PROMPT: Please transcribe the data below exactly. Leave the pictures out.

Begin SOURCE RECORDS

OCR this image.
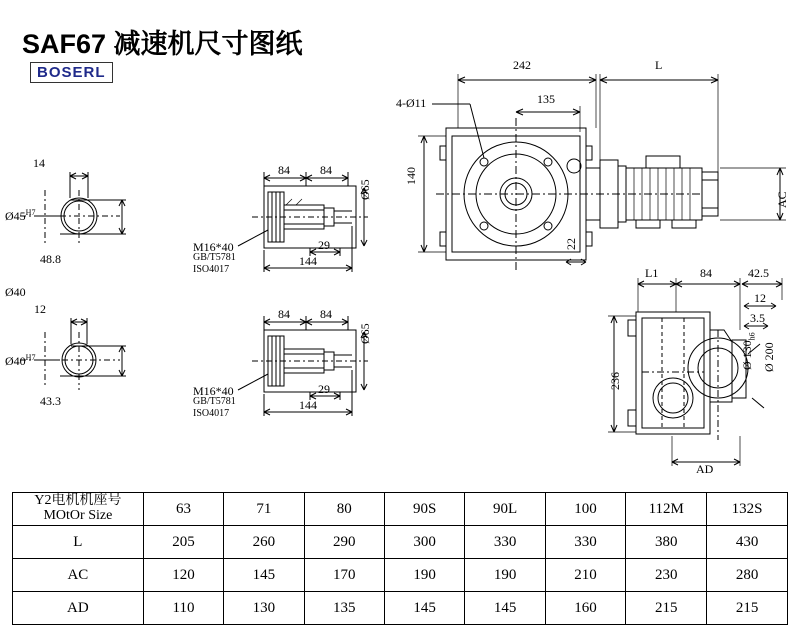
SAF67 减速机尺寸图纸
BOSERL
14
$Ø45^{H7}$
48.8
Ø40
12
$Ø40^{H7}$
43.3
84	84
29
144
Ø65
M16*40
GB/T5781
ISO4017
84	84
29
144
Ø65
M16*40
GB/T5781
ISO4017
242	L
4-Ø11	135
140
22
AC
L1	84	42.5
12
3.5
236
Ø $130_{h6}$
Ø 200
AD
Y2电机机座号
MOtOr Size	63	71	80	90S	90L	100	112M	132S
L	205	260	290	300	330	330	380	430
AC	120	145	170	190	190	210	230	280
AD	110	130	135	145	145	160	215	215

End SOURCE RECORDS

EXERCISE SOLUTION:
OCR this image.
SAF67 减速机尺寸图纸
BOSERL
14
$Ø45^{H7}$
48.8
Ø40
12
$Ø40^{H7}$
43.3
84	84
29
144
Ø65
M16*40
GB/T5781
ISO4017
84	84
29
144
Ø65
M16*40
GB/T5781
ISO4017
242	L
4-Ø11	135
140
22
AC
L1	84	42.5
12
3.5
236
Ø $130_{h6}$
Ø 200
AD
Y2电机机座号
MOtOr Size	63	71	80	90S	90L	100	112M	132S
L	205	260	290	300	330	330	380	430
AC	120	145	170	190	190	210	230	280
AD	110	130	135	145	145	160	215	215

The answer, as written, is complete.